Exercise task -> Locate all lines with the word "name". Copy them.

▬▬▬

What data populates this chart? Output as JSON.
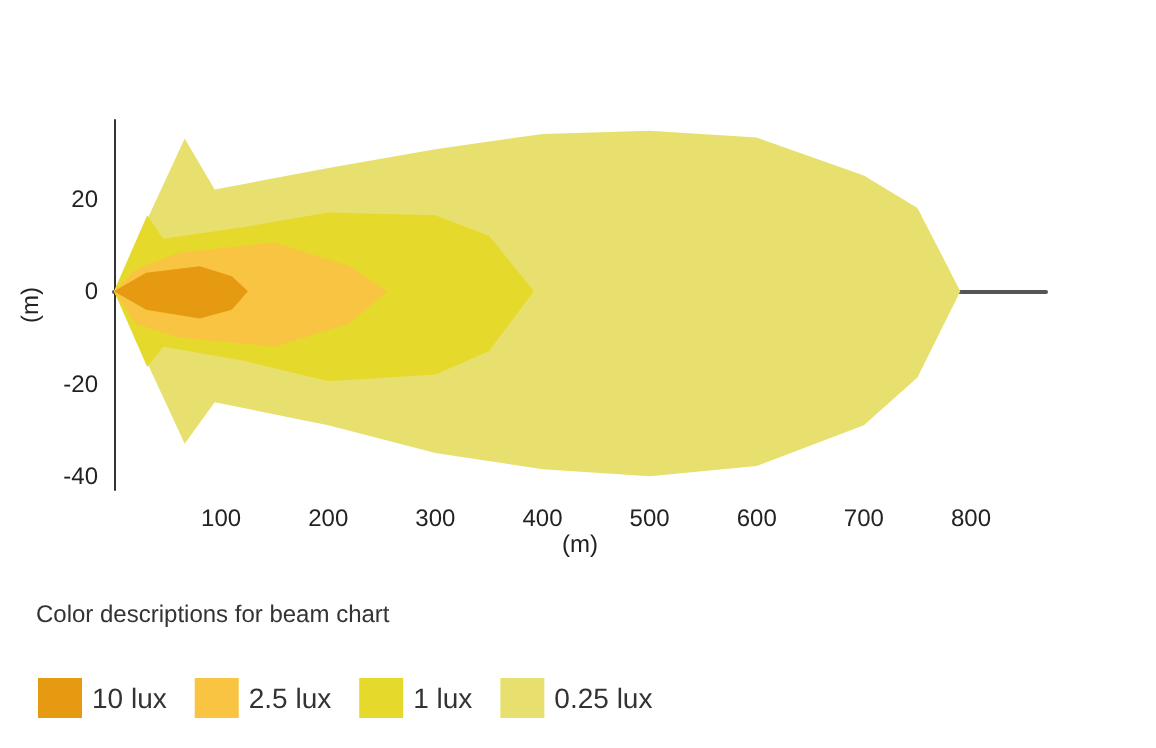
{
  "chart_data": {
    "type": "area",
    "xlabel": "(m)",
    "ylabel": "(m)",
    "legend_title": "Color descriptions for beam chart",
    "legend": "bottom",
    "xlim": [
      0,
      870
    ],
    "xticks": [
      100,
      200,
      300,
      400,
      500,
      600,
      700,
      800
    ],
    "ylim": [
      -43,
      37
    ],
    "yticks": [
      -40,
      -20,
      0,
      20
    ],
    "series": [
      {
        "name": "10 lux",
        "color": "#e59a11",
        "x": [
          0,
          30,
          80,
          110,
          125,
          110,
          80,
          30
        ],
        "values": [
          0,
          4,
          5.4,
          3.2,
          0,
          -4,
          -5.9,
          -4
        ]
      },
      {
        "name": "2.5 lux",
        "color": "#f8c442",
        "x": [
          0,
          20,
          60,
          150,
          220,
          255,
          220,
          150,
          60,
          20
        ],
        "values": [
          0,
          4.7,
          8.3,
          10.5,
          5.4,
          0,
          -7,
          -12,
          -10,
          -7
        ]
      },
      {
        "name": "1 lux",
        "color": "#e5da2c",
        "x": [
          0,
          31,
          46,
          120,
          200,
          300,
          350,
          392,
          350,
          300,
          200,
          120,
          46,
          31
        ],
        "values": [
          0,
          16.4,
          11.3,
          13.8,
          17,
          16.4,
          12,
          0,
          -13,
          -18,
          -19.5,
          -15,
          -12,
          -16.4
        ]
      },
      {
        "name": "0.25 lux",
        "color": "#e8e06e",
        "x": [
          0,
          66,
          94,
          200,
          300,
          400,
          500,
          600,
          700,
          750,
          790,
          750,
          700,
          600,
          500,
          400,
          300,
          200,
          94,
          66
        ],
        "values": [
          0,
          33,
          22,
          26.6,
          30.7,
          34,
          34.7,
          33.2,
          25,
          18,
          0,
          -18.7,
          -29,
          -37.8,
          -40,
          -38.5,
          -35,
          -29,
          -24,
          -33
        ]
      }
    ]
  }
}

▬▬▬

Output below ->
        "name": "10 lux",
        "name": "2.5 lux",
        "name": "1 lux",
        "name": "0.25 lux",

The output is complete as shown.